[Entries taken from a collection]
□ □ □ □
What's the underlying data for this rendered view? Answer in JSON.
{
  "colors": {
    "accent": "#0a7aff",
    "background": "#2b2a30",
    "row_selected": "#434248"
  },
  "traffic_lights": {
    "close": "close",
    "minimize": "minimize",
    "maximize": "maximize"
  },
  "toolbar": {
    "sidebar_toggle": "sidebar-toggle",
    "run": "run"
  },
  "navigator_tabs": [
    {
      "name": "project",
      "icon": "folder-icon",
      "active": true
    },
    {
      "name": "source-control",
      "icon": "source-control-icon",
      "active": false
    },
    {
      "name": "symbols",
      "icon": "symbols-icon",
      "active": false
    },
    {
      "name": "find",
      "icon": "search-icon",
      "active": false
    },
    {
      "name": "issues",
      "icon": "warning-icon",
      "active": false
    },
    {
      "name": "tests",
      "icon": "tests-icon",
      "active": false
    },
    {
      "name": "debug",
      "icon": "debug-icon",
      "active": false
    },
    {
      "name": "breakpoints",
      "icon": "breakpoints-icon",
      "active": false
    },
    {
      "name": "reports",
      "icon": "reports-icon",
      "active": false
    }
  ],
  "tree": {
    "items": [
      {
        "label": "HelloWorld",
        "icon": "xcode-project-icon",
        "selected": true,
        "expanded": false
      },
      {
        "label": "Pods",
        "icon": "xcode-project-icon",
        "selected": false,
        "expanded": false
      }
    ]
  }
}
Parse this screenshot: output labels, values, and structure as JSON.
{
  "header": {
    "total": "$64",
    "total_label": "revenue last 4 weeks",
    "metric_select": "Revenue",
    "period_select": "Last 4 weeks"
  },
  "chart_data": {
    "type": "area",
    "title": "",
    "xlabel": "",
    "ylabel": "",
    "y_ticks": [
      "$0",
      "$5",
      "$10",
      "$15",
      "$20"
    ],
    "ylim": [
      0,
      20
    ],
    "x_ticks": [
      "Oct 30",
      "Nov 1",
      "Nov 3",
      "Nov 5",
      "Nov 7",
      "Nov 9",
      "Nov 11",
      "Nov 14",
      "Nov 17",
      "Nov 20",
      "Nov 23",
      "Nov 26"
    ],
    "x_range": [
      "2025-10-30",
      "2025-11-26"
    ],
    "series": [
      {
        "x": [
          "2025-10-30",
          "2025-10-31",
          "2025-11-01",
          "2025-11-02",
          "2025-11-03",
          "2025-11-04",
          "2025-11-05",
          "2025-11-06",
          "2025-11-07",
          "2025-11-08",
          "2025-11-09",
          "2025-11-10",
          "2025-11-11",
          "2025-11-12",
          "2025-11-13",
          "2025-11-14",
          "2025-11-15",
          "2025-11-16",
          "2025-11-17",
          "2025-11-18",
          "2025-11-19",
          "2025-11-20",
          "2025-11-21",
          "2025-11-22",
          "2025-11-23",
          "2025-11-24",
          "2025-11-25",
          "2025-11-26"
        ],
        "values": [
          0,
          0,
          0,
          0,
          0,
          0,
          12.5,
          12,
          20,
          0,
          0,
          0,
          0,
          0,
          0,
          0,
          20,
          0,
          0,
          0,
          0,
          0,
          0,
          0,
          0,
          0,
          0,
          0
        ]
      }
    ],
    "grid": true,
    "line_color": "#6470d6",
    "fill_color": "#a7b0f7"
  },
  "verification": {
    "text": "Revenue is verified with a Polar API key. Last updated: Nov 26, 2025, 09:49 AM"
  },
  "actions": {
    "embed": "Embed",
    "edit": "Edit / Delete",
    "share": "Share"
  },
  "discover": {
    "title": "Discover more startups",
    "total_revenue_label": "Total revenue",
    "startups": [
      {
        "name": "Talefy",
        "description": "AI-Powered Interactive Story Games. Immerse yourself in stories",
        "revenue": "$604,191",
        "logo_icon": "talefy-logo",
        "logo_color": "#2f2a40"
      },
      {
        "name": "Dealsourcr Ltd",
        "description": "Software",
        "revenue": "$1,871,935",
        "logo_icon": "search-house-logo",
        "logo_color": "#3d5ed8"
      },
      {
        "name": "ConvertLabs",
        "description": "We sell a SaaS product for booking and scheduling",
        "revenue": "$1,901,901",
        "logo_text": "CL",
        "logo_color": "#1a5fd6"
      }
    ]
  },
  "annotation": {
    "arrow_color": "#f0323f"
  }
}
□ □ □ □
— What you have to do —
Copy each line from the records above that includes the string "search".

— Full solution —
      "icon": "search-icon",
        "logo_icon": "search-house-logo",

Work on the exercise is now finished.